● Passage given:

☆ ☆ ☆

On Tue, Jun 20, 2023 at 10:17 PM <pa...@quillandmouse.com> wrote:
>
> On Tue, 20 Jun 2023 17:03:24 -0400
> Greg Wooledge <g...@wooledge.org> wrote:
> [...]
> > In a sensible design, the GUI part would run as you, and it would send
> > requests to a daemon that runs as root, or simply issue shell commands
> > with "sudo" or something, to do the parts that need extra privs.
>
> I infer that Synaptic, by requiring root privileges to be truly useful,
> is mis-designed, since there isn't a daemon executing root level
> commands in the background.

I think the design could be improved since it is not following the
Principle of Least Privilege. An out-of-process privileged component
would probably be a better design choice.

I think it could also be done with a shared object injection
[attack?]. It is a mitigation that operates a little lower in the
stack. API calls that required privileges could be intercepted, and
marshalled to a process to perform the privileged operations. It has
the benefit that it does not require modifying the application.

☆ ☆ ☆

● Data rows:
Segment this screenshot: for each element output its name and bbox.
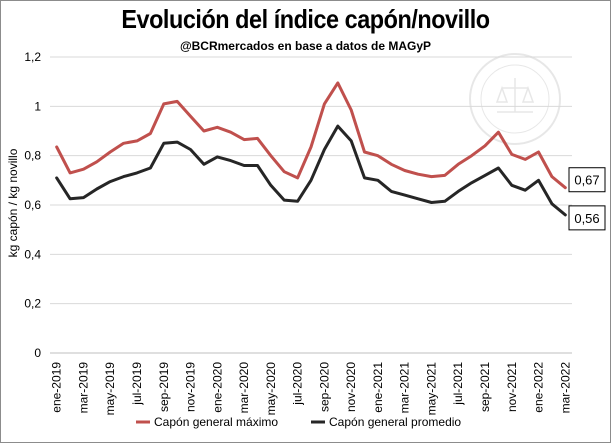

☆ ☆ ☆

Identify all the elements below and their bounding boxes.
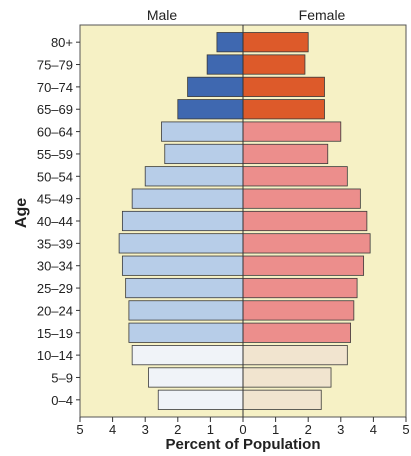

☆ ☆ ☆

● Problems to work on:
[A] From the mailing-list reply about Synaptic's design, extract the part that opens with the words containing "I think the" and closes with "better design choice.".
[B] In the mailing-list reply about Synaptic's design, which principle does the writer say the design is not following?

● Expected responses:
[A]
I think the design could be improved since it is not following the
Principle of Least Privilege. An out-of-process privileged component
would probably be a better design choice.

[B] The Principle of Least Privilege.